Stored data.
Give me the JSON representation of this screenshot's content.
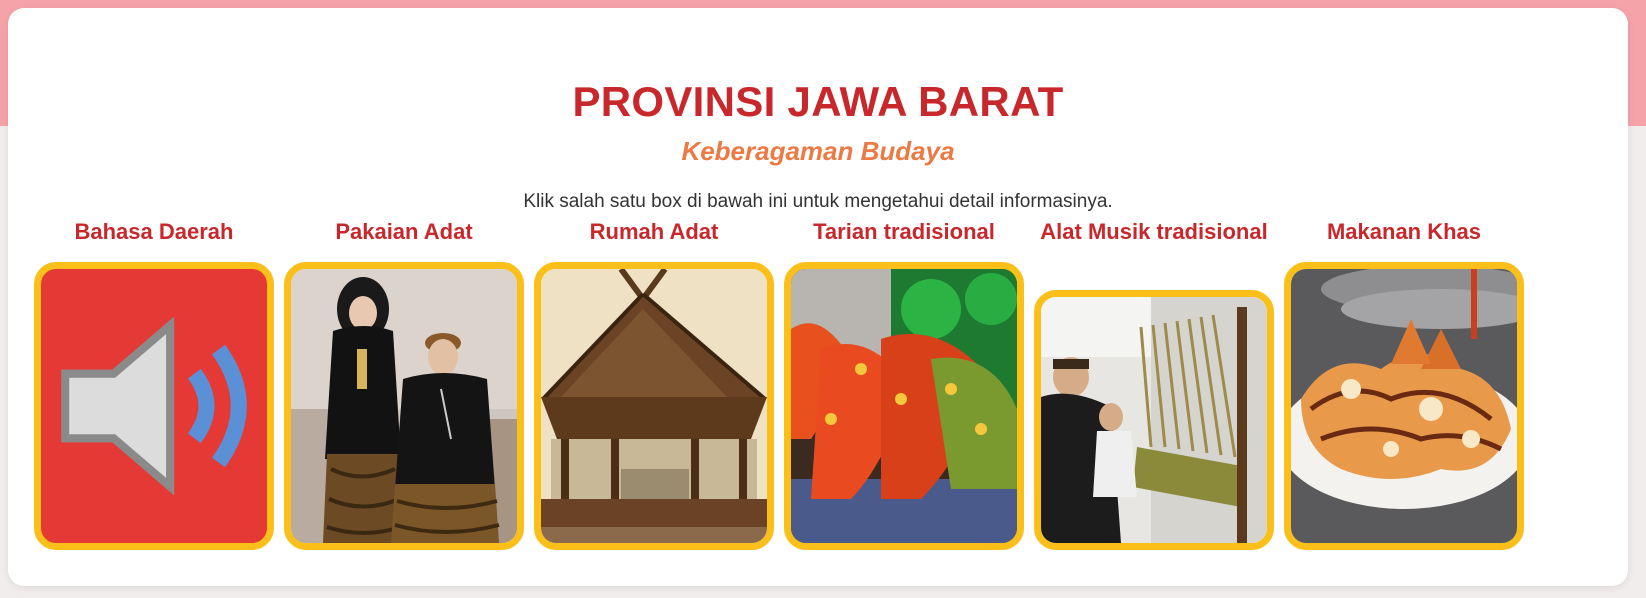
{
  "header": {
    "title": "PROVINSI JAWA BARAT",
    "subtitle": "Keberagaman Budaya",
    "instruction": "Klik salah satu box di bawah ini untuk mengetahui detail informasinya."
  },
  "items": [
    {
      "label": "Bahasa Daerah",
      "image": "speaker-icon"
    },
    {
      "label": "Pakaian Adat",
      "image": "traditional-clothing-photo"
    },
    {
      "label": "Rumah Adat",
      "image": "traditional-house-photo"
    },
    {
      "label": "Tarian tradisional",
      "image": "traditional-dance-photo"
    },
    {
      "label": "Alat Musik tradisional",
      "image": "angklung-photo"
    },
    {
      "label": "Makanan Khas",
      "image": "traditional-food-photo"
    }
  ],
  "colors": {
    "title": "#c8282b",
    "subtitle": "#ec7a45",
    "box_border": "#fbbf1a",
    "bahasa_bg": "#e53935",
    "top_band": "#f5a3a9"
  }
}
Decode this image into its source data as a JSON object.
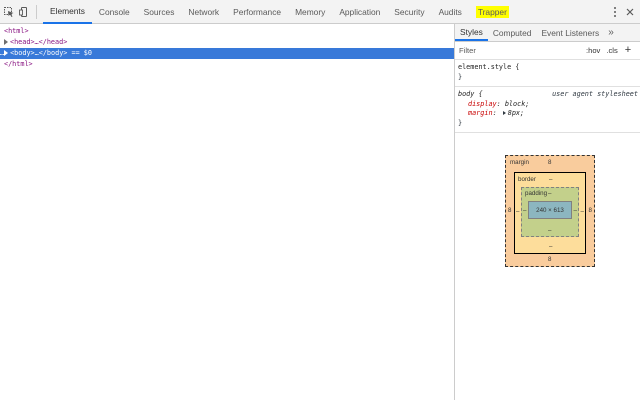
{
  "toolbar": {
    "tabs": [
      "Elements",
      "Console",
      "Sources",
      "Network",
      "Performance",
      "Memory",
      "Application",
      "Security",
      "Audits",
      "Trapper"
    ],
    "active_tab": "Elements",
    "highlighted_tab": "Trapper",
    "icons": [
      "inspect-element-icon",
      "device-toolbar-icon",
      "more-options-icon",
      "close-icon"
    ]
  },
  "dom": {
    "lines": {
      "html_open": "<html>",
      "head": "<head>…</head>",
      "body": "<body>…</body>",
      "body_suffix": " == $0",
      "html_close": "</html>"
    },
    "selected_marker": "…"
  },
  "styles": {
    "subtabs": [
      "Styles",
      "Computed",
      "Event Listeners"
    ],
    "active_subtab": "Styles",
    "more_glyph": "»",
    "filter_placeholder": "Filter",
    "filter_buttons": [
      ":hov",
      ".cls",
      "+"
    ],
    "element_style": {
      "selector": "element.style {",
      "close": "}"
    },
    "body_rule": {
      "selector": "body {",
      "source": "user agent stylesheet",
      "declarations": [
        {
          "name": "display",
          "value": "block;"
        },
        {
          "name": "margin",
          "value": "8px;"
        }
      ],
      "close": "}"
    }
  },
  "box_model": {
    "margin_label": "margin",
    "margin_top": "8",
    "margin_right": "8",
    "margin_bottom": "8",
    "margin_left": "8",
    "border_label": "border",
    "border_top": "–",
    "border_right": "–",
    "border_bottom": "–",
    "border_left": "–",
    "padding_label": "padding",
    "padding_top": "–",
    "padding_right": "–",
    "padding_bottom": "–",
    "padding_left": "–",
    "content": "240 × 613",
    "colors": {
      "margin": "#f9cc9d",
      "border": "#fddd9b",
      "padding": "#c3d08b",
      "content": "#8cb6c0"
    }
  },
  "colors": {
    "selected_row": "#3879d9",
    "tag": "#881280",
    "active_tab_underline": "#1a73e8",
    "trapper_highlight": "#ffff00"
  }
}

What you should do.
Return each line exactly as written. Any picture gets left out.

Final answer.
Give me the JSON representation of this screenshot's content.
{
  "header": {
    "title": "PROVINSI JAWA BARAT",
    "subtitle": "Keberagaman Budaya",
    "instruction": "Klik salah satu box di bawah ini untuk mengetahui detail informasinya."
  },
  "items": [
    {
      "label": "Bahasa Daerah",
      "image": "speaker-icon"
    },
    {
      "label": "Pakaian Adat",
      "image": "traditional-clothing-photo"
    },
    {
      "label": "Rumah Adat",
      "image": "traditional-house-photo"
    },
    {
      "label": "Tarian tradisional",
      "image": "traditional-dance-photo"
    },
    {
      "label": "Alat Musik tradisional",
      "image": "angklung-photo"
    },
    {
      "label": "Makanan Khas",
      "image": "traditional-food-photo"
    }
  ],
  "colors": {
    "title": "#c8282b",
    "subtitle": "#ec7a45",
    "box_border": "#fbbf1a",
    "bahasa_bg": "#e53935",
    "top_band": "#f5a3a9"
  }
}
Decode this image into its source data as a JSON object.
{
  "toolbar": {
    "tabs": [
      "Elements",
      "Console",
      "Sources",
      "Network",
      "Performance",
      "Memory",
      "Application",
      "Security",
      "Audits",
      "Trapper"
    ],
    "active_tab": "Elements",
    "highlighted_tab": "Trapper",
    "icons": [
      "inspect-element-icon",
      "device-toolbar-icon",
      "more-options-icon",
      "close-icon"
    ]
  },
  "dom": {
    "lines": {
      "html_open": "<html>",
      "head": "<head>…</head>",
      "body": "<body>…</body>",
      "body_suffix": " == $0",
      "html_close": "</html>"
    },
    "selected_marker": "…"
  },
  "styles": {
    "subtabs": [
      "Styles",
      "Computed",
      "Event Listeners"
    ],
    "active_subtab": "Styles",
    "more_glyph": "»",
    "filter_placeholder": "Filter",
    "filter_buttons": [
      ":hov",
      ".cls",
      "+"
    ],
    "element_style": {
      "selector": "element.style {",
      "close": "}"
    },
    "body_rule": {
      "selector": "body {",
      "source": "user agent stylesheet",
      "declarations": [
        {
          "name": "display",
          "value": "block;"
        },
        {
          "name": "margin",
          "value": "8px;"
        }
      ],
      "close": "}"
    }
  },
  "box_model": {
    "margin_label": "margin",
    "margin_top": "8",
    "margin_right": "8",
    "margin_bottom": "8",
    "margin_left": "8",
    "border_label": "border",
    "border_top": "–",
    "border_right": "–",
    "border_bottom": "–",
    "border_left": "–",
    "padding_label": "padding",
    "padding_top": "–",
    "padding_right": "–",
    "padding_bottom": "–",
    "padding_left": "–",
    "content": "240 × 613",
    "colors": {
      "margin": "#f9cc9d",
      "border": "#fddd9b",
      "padding": "#c3d08b",
      "content": "#8cb6c0"
    }
  },
  "colors": {
    "selected_row": "#3879d9",
    "tag": "#881280",
    "active_tab_underline": "#1a73e8",
    "trapper_highlight": "#ffff00"
  }
}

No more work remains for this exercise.